**Your objective**
Would you return all of this data exactly, leaving nothing out?

**Records provided**
^^^^^^^^
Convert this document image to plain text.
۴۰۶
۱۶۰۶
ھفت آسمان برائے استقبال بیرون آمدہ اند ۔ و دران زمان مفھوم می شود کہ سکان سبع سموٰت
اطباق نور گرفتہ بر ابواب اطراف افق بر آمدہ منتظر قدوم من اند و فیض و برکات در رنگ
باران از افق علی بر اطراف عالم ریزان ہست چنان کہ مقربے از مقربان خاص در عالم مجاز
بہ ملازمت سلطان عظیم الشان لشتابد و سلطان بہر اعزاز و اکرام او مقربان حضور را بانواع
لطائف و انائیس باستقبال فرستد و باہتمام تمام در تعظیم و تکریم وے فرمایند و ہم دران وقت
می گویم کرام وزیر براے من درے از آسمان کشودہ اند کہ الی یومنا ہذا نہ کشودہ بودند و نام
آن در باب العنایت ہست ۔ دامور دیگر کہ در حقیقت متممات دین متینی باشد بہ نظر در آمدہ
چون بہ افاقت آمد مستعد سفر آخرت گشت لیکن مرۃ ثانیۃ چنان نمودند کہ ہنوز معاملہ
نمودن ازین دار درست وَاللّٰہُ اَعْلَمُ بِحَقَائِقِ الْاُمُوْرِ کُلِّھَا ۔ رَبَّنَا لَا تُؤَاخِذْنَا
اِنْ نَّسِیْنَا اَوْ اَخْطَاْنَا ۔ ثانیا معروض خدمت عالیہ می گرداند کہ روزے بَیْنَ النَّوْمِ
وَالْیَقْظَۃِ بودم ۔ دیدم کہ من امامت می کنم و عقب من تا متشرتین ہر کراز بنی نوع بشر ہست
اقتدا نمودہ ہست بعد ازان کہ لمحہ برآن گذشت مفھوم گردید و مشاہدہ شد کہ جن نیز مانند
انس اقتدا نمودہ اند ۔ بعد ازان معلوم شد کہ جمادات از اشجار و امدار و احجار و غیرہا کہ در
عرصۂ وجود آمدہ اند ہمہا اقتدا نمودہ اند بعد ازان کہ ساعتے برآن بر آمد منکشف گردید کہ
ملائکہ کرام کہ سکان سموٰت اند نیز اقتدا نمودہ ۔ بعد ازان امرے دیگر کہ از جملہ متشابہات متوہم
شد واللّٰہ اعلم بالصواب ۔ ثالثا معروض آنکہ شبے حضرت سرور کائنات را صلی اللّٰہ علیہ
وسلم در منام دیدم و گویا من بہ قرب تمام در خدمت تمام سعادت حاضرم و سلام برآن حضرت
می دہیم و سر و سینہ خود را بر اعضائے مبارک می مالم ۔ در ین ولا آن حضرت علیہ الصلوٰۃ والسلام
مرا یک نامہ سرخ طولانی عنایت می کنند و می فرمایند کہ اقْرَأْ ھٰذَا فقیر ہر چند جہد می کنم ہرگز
^^^^^^^^
**Exercise result**
Convert this document image to plain text.
۴۰۶
۱۶۰۶
ھفت آسمان برائے استقبال بیرون آمدہ اند ۔ و دران زمان مفھوم می شود کہ سکان سبع سموٰت
اطباق نور گرفتہ بر ابواب اطراف افق بر آمدہ منتظر قدوم من اند و فیض و برکات در رنگ
باران از افق علی بر اطراف عالم ریزان ہست چنان کہ مقربے از مقربان خاص در عالم مجاز
بہ ملازمت سلطان عظیم الشان لشتابد و سلطان بہر اعزاز و اکرام او مقربان حضور را بانواع
لطائف و انائیس باستقبال فرستد و باہتمام تمام در تعظیم و تکریم وے فرمایند و ہم دران وقت
می گویم کرام وزیر براے من درے از آسمان کشودہ اند کہ الی یومنا ہذا نہ کشودہ بودند و نام
آن در باب العنایت ہست ۔ دامور دیگر کہ در حقیقت متممات دین متینی باشد بہ نظر در آمدہ
چون بہ افاقت آمد مستعد سفر آخرت گشت لیکن مرۃ ثانیۃ چنان نمودند کہ ہنوز معاملہ
نمودن ازین دار درست وَاللّٰہُ اَعْلَمُ بِحَقَائِقِ الْاُمُوْرِ کُلِّھَا ۔ رَبَّنَا لَا تُؤَاخِذْنَا
اِنْ نَّسِیْنَا اَوْ اَخْطَاْنَا ۔ ثانیا معروض خدمت عالیہ می گرداند کہ روزے بَیْنَ النَّوْمِ
وَالْیَقْظَۃِ بودم ۔ دیدم کہ من امامت می کنم و عقب من تا متشرتین ہر کراز بنی نوع بشر ہست
اقتدا نمودہ ہست بعد ازان کہ لمحہ برآن گذشت مفھوم گردید و مشاہدہ شد کہ جن نیز مانند
انس اقتدا نمودہ اند ۔ بعد ازان معلوم شد کہ جمادات از اشجار و امدار و احجار و غیرہا کہ در
عرصۂ وجود آمدہ اند ہمہا اقتدا نمودہ اند بعد ازان کہ ساعتے برآن بر آمد منکشف گردید کہ
ملائکہ کرام کہ سکان سموٰت اند نیز اقتدا نمودہ ۔ بعد ازان امرے دیگر کہ از جملہ متشابہات متوہم
شد واللّٰہ اعلم بالصواب ۔ ثالثا معروض آنکہ شبے حضرت سرور کائنات را صلی اللّٰہ علیہ
وسلم در منام دیدم و گویا من بہ قرب تمام در خدمت تمام سعادت حاضرم و سلام برآن حضرت
می دہیم و سر و سینہ خود را بر اعضائے مبارک می مالم ۔ در ین ولا آن حضرت علیہ الصلوٰۃ والسلام
مرا یک نامہ سرخ طولانی عنایت می کنند و می فرمایند کہ اقْرَأْ ھٰذَا فقیر ہر چند جہد می کنم ہرگز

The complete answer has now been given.